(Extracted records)

● ● ● ● ● ● ●

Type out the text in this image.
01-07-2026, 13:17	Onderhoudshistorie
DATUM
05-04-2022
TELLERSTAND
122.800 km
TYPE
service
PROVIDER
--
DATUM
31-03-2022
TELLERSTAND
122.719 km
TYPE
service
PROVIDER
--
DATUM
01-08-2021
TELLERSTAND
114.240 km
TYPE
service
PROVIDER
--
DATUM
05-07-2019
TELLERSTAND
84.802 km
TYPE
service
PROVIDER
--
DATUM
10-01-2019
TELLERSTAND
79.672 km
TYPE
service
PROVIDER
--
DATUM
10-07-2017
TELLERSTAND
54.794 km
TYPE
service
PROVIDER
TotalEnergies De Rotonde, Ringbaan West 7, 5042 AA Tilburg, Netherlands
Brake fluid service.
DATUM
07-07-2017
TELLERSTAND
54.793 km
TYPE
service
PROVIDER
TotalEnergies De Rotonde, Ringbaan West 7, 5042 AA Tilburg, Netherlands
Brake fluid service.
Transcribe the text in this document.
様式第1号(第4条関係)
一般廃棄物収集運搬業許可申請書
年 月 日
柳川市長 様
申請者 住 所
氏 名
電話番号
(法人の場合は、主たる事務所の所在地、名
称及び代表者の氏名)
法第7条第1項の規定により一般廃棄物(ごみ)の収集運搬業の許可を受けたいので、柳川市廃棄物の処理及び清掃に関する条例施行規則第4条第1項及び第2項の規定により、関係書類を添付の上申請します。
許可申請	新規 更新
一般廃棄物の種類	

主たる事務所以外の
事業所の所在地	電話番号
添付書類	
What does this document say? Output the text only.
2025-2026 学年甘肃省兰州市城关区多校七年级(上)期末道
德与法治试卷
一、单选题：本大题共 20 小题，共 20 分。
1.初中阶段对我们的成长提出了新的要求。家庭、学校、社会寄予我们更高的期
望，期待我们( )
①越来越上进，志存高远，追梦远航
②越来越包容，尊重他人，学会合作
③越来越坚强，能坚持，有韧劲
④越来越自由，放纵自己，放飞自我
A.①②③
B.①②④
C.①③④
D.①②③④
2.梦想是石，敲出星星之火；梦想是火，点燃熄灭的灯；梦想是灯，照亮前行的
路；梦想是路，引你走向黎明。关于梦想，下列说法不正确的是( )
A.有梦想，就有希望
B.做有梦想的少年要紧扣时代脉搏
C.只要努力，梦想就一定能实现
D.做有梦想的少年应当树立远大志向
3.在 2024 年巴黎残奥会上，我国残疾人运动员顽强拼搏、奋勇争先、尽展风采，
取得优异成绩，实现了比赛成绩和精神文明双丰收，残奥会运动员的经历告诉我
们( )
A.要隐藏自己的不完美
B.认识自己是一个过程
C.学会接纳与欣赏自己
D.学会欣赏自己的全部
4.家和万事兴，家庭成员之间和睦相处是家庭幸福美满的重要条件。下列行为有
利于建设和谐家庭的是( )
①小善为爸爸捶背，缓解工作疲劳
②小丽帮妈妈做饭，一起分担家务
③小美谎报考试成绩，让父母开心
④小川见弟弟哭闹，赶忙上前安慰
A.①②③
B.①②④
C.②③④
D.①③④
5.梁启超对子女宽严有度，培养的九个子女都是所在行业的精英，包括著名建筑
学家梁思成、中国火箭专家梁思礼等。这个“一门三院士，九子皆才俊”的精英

● ● ● ● ● ● ●

WRITTEN PROBLEM:
Write out exactly the lines from the line holding "Transcribe the text in this document." through the last line of the data, and nothing besides those lines.

EXERCISE ANSWER:
Transcribe the text in this document.
様式第1号(第4条関係)
一般廃棄物収集運搬業許可申請書
年 月 日
柳川市長 様
申請者 住 所
氏 名
電話番号
(法人の場合は、主たる事務所の所在地、名
称及び代表者の氏名)
法第7条第1項の規定により一般廃棄物(ごみ)の収集運搬業の許可を受けたいので、柳川市廃棄物の処理及び清掃に関する条例施行規則第4条第1項及び第2項の規定により、関係書類を添付の上申請します。
許可申請	新規 更新
一般廃棄物の種類	

主たる事務所以外の
事業所の所在地	電話番号
添付書類	
What does this document say? Output the text only.
2025-2026 学年甘肃省兰州市城关区多校七年级(上)期末道
德与法治试卷
一、单选题：本大题共 20 小题，共 20 分。
1.初中阶段对我们的成长提出了新的要求。家庭、学校、社会寄予我们更高的期
望，期待我们( )
①越来越上进，志存高远，追梦远航
②越来越包容，尊重他人，学会合作
③越来越坚强，能坚持，有韧劲
④越来越自由，放纵自己，放飞自我
A.①②③
B.①②④
C.①③④
D.①②③④
2.梦想是石，敲出星星之火；梦想是火，点燃熄灭的灯；梦想是灯，照亮前行的
路；梦想是路，引你走向黎明。关于梦想，下列说法不正确的是( )
A.有梦想，就有希望
B.做有梦想的少年要紧扣时代脉搏
C.只要努力，梦想就一定能实现
D.做有梦想的少年应当树立远大志向
3.在 2024 年巴黎残奥会上，我国残疾人运动员顽强拼搏、奋勇争先、尽展风采，
取得优异成绩，实现了比赛成绩和精神文明双丰收，残奥会运动员的经历告诉我
们( )
A.要隐藏自己的不完美
B.认识自己是一个过程
C.学会接纳与欣赏自己
D.学会欣赏自己的全部
4.家和万事兴，家庭成员之间和睦相处是家庭幸福美满的重要条件。下列行为有
利于建设和谐家庭的是( )
①小善为爸爸捶背，缓解工作疲劳
②小丽帮妈妈做饭，一起分担家务
③小美谎报考试成绩，让父母开心
④小川见弟弟哭闹，赶忙上前安慰
A.①②③
B.①②④
C.②③④
D.①③④
5.梁启超对子女宽严有度，培养的九个子女都是所在行业的精英，包括著名建筑
学家梁思成、中国火箭专家梁思礼等。这个“一门三院士，九子皆才俊”的精英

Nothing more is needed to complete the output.